— Start of Stored rows —

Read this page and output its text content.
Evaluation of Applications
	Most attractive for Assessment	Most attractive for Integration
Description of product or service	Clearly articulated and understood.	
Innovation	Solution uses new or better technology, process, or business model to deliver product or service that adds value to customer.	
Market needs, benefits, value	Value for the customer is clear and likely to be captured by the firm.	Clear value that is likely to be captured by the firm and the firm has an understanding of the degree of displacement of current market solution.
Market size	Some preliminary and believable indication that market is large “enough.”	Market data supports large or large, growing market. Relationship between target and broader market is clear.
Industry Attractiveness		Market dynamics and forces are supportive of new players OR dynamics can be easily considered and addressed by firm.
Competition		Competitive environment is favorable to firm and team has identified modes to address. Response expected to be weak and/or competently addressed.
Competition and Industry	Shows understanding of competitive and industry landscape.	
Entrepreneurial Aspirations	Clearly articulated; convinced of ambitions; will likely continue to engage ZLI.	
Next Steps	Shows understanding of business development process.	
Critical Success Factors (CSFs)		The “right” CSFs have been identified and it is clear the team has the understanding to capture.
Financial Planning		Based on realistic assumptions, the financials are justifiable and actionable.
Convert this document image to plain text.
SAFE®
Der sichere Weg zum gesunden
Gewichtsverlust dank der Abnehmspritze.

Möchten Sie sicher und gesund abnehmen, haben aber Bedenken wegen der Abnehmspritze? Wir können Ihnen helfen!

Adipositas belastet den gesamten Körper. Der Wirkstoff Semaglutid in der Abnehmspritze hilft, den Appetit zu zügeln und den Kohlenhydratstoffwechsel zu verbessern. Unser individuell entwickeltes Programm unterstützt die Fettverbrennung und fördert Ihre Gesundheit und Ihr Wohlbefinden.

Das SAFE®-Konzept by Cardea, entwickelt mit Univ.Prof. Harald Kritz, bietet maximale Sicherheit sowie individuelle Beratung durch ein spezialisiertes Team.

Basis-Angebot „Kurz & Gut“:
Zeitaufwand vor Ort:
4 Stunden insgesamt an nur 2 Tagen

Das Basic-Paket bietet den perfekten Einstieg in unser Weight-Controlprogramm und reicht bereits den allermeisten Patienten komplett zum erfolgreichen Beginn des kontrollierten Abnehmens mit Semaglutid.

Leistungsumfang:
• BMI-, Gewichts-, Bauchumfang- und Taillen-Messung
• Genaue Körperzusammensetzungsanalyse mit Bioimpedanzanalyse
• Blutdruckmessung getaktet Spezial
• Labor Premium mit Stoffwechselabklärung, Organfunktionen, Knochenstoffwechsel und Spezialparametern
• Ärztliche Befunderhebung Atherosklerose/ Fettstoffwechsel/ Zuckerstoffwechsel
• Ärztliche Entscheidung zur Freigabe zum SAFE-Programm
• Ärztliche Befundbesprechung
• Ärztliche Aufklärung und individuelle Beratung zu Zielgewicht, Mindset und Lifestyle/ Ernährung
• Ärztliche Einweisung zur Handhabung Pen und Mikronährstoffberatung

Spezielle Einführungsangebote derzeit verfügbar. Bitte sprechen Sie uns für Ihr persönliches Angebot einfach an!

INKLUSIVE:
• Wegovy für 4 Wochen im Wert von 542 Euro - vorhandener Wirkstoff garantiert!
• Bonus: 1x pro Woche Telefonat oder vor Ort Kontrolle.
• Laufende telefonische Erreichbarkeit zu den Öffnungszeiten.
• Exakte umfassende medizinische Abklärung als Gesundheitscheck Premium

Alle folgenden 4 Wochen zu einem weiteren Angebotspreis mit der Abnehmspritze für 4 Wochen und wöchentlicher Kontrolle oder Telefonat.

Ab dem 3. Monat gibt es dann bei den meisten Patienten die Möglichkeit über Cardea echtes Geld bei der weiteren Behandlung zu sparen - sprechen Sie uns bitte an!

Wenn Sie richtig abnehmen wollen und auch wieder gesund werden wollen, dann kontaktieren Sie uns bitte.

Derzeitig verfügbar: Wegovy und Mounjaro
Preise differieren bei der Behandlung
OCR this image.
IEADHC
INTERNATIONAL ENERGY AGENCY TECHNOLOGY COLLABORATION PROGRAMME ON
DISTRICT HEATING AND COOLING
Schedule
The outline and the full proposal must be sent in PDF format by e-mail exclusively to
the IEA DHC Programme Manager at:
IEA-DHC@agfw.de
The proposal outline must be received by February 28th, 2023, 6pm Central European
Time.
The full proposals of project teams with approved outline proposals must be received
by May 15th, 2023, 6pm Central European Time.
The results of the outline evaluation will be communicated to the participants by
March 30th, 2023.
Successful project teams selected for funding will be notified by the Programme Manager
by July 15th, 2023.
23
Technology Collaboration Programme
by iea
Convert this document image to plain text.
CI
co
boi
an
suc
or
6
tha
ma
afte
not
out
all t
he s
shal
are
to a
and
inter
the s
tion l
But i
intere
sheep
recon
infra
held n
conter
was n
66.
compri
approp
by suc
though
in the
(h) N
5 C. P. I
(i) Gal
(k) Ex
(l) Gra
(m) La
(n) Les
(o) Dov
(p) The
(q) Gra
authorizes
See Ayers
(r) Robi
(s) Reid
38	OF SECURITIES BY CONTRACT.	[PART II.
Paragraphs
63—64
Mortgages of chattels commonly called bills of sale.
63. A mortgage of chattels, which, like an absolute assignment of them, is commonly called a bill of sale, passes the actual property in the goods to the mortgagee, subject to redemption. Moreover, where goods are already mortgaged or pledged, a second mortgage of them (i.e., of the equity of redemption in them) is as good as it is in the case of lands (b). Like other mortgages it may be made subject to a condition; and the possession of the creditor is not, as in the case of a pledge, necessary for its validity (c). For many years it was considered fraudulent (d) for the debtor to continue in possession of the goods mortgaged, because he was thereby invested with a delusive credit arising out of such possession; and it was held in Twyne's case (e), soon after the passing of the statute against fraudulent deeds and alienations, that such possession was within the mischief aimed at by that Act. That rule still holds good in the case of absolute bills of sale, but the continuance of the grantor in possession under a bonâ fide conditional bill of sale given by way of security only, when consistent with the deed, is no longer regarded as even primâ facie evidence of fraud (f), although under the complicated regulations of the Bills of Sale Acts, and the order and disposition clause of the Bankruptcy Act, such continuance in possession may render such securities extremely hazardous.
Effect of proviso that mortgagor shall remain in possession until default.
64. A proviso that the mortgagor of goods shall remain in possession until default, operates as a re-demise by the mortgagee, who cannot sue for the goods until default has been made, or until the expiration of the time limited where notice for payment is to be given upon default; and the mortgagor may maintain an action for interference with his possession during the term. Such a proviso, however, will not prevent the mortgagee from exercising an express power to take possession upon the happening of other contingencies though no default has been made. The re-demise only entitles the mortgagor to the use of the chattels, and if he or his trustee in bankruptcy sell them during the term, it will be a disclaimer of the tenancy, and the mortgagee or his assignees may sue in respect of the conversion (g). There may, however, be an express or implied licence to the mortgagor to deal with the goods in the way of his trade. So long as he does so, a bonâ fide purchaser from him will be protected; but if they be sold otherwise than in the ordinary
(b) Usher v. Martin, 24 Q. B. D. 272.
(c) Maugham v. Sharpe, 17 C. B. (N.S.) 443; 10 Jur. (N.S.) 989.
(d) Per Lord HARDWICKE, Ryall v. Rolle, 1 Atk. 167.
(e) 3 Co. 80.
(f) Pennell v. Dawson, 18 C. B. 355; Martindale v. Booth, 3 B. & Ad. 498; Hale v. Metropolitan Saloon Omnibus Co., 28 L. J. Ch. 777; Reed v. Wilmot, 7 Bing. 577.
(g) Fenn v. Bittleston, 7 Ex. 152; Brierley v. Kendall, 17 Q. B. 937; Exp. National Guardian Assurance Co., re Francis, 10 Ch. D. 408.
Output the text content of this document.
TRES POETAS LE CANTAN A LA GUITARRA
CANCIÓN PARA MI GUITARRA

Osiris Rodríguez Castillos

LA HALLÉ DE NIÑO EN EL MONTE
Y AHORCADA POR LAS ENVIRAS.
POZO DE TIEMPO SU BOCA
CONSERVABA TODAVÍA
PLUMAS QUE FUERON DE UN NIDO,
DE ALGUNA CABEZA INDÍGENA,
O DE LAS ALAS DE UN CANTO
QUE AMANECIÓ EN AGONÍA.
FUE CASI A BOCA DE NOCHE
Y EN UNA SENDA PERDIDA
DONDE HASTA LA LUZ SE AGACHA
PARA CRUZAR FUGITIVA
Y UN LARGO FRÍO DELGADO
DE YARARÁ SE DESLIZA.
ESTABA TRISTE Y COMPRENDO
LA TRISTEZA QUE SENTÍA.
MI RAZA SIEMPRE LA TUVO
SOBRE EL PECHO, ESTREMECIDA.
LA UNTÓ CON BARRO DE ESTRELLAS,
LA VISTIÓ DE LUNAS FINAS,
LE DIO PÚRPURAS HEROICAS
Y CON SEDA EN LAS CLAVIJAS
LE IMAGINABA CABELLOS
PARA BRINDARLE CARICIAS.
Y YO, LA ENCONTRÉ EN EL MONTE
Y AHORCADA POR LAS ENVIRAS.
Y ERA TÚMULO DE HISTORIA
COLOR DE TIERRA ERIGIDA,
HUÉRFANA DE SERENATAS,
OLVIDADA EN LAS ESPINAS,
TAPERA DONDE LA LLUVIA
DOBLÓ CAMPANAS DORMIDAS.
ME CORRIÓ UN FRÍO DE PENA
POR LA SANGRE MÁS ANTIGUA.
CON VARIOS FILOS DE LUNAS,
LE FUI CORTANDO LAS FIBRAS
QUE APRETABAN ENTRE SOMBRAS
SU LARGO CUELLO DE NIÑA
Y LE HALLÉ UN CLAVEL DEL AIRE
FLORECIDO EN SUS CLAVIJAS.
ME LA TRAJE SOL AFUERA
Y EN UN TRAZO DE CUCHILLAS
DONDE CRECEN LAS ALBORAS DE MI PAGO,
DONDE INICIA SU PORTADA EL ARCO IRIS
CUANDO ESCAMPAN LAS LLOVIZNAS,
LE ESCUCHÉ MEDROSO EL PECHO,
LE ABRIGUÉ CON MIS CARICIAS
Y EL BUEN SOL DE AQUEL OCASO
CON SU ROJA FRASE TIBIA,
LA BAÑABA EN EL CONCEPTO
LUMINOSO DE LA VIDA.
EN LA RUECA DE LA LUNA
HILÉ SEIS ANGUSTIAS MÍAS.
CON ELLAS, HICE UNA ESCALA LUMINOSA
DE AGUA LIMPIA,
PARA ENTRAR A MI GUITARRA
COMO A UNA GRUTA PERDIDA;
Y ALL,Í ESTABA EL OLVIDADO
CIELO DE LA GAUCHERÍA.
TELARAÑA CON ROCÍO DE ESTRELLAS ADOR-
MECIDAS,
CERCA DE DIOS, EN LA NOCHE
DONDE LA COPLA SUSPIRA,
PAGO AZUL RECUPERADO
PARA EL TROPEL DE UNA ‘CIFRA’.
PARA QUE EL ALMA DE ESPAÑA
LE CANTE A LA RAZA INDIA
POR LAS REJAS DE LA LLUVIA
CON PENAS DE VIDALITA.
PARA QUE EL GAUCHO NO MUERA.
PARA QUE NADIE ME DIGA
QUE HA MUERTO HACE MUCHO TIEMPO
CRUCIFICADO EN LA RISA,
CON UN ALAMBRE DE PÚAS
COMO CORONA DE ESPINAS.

— End of Stored rows —

▶ **Set problem**: Report how many lines of the data contain the word "identified", using the number alone.

▶ **Answer to this exercise**: 2